= PROBLEMS =
**1.** Quote the court opinion word for word from "Citation508 F.3d 418" up to and including "ROVNER, Circuit Judges.".
**2.** According to the court opinion, on what date was the case decided?
**3.** Carry on the court opinion about the NLRB's enforcement order against Midwestern Personnel Services from its last sentence.

= PASSAGE PROVIDED =
N.L.R.B. v. Midwestern Personnel Services, Inc.

Citation508 F.3d 418
Decision Date08 November 2007
Docket NumberNo. 06-2836.,06-2836.
PartiesNATIONAL LABOR RELATIONS BOARD, Petitioner, v. MIDWESTERN PERSONNEL SERVICES, INC., Respondent.
CourtUnited States Courts of Appeals. United States Court of Appeals (7th Circuit)

Rik Lineback, National Labor Relations Board, Indianapolis, IN, Linda J. Dreeben, Jewel L. Fox (argued), National Labor Relations Board, Office of the General Counsel, Washington, DC, for Petitioner.

James U. Smith, III (argued), Smith & Smith, Louisville, KY, for Respondent.

Before BAUER, FLAUM and ROVNER, Circuit Judges.

ROVNER, Circuit Judge.

After finding that Midwestern Personnel Services, Inc. ("Midwestern") violated the National Labor Relations Act ("NLRA"), the National Labor Relations Board ("Board") ordered Midwestern to reinstate striking employees and to make each of them whole. The Board calculated the amount of back-pay Midwestern owed to each employee, and Midwestern disputed some of the findings. Midwestern also contended that it was denied due process during the compliance hearing. For the reasons stated below, we affirm the Board's findings in all respects and grant the Board's petition for enforcement of its order.

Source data
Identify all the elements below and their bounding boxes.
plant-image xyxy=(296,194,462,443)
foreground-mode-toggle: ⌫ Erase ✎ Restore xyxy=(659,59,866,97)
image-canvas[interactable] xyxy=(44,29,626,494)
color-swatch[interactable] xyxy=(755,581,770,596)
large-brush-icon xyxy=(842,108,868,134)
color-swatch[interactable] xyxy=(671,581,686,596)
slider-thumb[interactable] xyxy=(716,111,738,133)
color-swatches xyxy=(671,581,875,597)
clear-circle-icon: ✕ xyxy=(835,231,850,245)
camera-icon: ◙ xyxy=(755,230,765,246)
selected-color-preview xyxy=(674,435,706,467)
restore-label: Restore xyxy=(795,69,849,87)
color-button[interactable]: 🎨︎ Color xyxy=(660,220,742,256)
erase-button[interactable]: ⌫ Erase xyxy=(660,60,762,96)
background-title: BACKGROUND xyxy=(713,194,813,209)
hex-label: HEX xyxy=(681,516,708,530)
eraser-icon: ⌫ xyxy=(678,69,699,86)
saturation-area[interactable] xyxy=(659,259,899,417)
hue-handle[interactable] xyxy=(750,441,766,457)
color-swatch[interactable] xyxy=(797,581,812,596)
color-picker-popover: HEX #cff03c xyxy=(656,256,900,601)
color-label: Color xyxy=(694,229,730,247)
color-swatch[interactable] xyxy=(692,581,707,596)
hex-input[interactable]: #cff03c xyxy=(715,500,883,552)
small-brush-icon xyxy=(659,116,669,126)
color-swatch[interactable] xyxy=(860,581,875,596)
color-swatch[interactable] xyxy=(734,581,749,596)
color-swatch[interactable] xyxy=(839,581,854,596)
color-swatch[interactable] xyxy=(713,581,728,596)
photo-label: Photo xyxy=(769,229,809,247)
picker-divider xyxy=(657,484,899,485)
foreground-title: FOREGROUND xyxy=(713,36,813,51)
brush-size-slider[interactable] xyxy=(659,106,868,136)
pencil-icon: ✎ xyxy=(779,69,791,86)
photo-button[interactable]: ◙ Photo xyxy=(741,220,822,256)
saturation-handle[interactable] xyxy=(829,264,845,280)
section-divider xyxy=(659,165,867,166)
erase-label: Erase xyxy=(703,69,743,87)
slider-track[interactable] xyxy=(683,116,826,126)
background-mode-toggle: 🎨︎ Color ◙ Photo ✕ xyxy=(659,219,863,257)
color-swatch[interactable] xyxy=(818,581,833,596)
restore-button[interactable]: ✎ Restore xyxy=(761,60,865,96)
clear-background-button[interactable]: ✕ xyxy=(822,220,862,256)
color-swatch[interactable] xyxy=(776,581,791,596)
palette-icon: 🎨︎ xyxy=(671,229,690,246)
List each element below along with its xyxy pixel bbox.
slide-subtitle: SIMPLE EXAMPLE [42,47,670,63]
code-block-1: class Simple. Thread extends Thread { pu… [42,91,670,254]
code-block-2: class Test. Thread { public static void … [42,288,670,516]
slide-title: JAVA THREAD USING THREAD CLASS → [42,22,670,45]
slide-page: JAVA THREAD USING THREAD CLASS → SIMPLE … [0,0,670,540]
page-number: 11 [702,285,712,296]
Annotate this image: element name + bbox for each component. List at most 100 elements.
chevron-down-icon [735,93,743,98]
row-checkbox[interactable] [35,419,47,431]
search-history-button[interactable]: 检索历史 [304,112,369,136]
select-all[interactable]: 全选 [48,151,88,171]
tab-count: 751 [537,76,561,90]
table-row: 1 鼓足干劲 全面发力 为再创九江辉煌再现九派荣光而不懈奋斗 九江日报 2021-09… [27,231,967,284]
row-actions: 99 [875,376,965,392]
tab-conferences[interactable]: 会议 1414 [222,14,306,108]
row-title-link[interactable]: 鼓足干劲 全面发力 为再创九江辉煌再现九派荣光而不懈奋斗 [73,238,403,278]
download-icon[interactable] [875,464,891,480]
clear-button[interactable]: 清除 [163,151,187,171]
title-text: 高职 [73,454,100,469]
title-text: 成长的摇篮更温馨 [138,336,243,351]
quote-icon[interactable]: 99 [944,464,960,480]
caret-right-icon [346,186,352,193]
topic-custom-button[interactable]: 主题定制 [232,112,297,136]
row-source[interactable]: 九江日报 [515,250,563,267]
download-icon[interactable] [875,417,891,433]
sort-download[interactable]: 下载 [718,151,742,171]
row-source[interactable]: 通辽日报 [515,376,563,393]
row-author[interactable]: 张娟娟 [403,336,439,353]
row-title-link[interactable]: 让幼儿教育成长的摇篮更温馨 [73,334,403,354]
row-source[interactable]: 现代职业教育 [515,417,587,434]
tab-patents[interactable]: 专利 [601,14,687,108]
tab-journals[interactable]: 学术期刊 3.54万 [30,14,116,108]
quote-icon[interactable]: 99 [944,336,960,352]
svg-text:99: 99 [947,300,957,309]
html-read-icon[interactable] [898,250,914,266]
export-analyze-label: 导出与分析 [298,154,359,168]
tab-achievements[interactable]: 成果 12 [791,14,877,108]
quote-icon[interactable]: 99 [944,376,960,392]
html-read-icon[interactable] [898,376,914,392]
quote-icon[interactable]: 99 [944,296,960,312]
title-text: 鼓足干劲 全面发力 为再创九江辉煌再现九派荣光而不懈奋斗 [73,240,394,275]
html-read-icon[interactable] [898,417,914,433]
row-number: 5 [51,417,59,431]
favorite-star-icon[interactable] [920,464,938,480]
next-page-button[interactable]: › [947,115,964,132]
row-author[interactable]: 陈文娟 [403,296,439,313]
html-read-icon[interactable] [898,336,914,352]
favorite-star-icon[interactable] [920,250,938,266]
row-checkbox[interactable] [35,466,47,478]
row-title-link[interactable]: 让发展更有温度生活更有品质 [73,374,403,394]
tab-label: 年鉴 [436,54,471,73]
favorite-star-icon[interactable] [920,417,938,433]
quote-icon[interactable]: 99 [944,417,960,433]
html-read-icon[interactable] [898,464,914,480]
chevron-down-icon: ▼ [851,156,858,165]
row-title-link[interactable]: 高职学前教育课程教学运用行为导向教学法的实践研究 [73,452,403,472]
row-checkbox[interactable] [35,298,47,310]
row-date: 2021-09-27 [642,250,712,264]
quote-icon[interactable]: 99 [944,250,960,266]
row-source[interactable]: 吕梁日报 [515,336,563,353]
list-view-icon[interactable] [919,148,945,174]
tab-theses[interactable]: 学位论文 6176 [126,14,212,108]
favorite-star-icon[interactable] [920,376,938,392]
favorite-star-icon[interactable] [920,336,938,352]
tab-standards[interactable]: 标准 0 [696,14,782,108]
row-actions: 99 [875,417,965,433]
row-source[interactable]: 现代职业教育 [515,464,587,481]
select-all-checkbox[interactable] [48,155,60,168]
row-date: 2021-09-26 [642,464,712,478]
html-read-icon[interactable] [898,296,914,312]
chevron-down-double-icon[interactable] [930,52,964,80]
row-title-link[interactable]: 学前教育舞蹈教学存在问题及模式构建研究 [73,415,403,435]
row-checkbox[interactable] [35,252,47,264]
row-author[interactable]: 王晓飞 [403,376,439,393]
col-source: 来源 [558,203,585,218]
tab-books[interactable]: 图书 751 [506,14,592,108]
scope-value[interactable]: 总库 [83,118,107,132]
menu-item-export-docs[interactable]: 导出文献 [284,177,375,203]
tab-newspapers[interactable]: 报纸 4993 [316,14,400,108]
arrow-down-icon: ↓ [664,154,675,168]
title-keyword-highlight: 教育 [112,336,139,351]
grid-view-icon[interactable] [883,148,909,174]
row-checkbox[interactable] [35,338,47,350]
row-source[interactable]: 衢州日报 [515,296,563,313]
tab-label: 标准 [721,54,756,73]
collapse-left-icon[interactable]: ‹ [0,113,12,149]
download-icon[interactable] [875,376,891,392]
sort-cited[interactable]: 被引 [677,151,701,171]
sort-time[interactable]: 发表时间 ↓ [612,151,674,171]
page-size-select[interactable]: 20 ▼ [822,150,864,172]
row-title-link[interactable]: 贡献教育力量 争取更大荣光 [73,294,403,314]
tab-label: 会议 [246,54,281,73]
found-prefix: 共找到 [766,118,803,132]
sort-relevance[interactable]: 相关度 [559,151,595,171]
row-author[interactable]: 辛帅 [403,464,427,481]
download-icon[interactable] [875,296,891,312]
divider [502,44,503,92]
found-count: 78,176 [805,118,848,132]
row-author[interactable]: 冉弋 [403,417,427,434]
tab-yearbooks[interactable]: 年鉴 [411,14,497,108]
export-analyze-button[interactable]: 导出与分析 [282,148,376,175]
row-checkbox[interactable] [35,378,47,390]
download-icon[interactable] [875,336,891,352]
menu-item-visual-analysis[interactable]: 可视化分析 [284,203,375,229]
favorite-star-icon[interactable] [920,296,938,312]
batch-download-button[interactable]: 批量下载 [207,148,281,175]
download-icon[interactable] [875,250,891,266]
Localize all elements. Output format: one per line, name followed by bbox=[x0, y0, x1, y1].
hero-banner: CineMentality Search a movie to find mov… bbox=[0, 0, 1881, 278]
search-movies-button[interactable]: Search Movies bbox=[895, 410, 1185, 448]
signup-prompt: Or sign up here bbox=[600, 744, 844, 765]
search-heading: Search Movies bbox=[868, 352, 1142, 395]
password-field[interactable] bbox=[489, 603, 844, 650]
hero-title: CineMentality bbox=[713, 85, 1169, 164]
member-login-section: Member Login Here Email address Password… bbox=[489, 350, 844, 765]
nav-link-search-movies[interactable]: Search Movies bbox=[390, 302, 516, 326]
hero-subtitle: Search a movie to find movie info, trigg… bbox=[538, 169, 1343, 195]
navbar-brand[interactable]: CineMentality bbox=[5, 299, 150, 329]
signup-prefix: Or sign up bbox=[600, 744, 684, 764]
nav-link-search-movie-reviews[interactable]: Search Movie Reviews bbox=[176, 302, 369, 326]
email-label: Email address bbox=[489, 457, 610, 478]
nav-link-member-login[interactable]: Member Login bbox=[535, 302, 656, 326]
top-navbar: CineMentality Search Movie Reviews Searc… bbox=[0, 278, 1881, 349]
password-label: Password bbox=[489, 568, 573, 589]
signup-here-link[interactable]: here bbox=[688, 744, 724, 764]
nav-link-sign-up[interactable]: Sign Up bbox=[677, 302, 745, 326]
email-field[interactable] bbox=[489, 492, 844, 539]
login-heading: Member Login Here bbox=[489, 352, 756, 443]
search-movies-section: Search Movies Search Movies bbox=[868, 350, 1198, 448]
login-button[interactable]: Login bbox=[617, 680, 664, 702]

= RESULTS IN ORDER =
**1.**
Citation508 F.3d 418
Decision Date08 November 2007
Docket NumberNo. 06-2836.,06-2836.
PartiesNATIONAL LABOR RELATIONS BOARD, Petitioner, v. MIDWESTERN PERSONNEL SERVICES, INC., Respondent.
CourtUnited States Courts of Appeals. United States Court of Appeals (7th Circuit)

Rik Lineback, National Labor Relations Board, Indianapolis, IN, Linda J. Dreeben, Jewel L. Fox (argued), National Labor Relations Board, Office of the General Counsel, Washington, DC, for Petitioner.

James U. Smith, III (argued), Smith & Smith, Louisville, KY, for Respondent.

Before BAUER, FLAUM and ROVNER, Circuit Judges.

**2.** 08 November 2007

**3.**
The facts of this case are set out in detail in our opinion enforcing the Board's original order regarding reinstatement and back-pay. NLRB v. Midwestern Pers. Servs., Inc., 322 F.3d 969, 971-76 (7th Cir.2003). Midwestern leased cement and transport truck drivers to various businesses from its locations in Indiana and Kentucky. The Board found that Midwestern violated Section 8(a)(1) of the NLRA, see 29 U.S.C. § 158(a)(1), by instructing employees to designate Chauffeurs, Teamsters, and Helpers Local Union No. 836 ("Local 836") as their collective-bargaining representative and threatening them with discharge if they did not. See Midwestern Pers. Servs., Inc., 331 N.L.R.B. 348 (2000). In addition, the Board found that Midwestern violated Section 8(a)(2) of the NLRA, see 29 U.S.C. § 158(a)(2), by assisting and supporting Local 836 and by recognizing it in the absence of the uncoerced support of a majority of employees. Thereafter, a majority of Midwestern's employees expressed support for Chauffeurs, Teamsters, and Helpers Local Union No. 215 ("the Union") as their collective-bargaining representative. After Midwestern refused to recognize and bargain with the Union, the employees engaged in a strike.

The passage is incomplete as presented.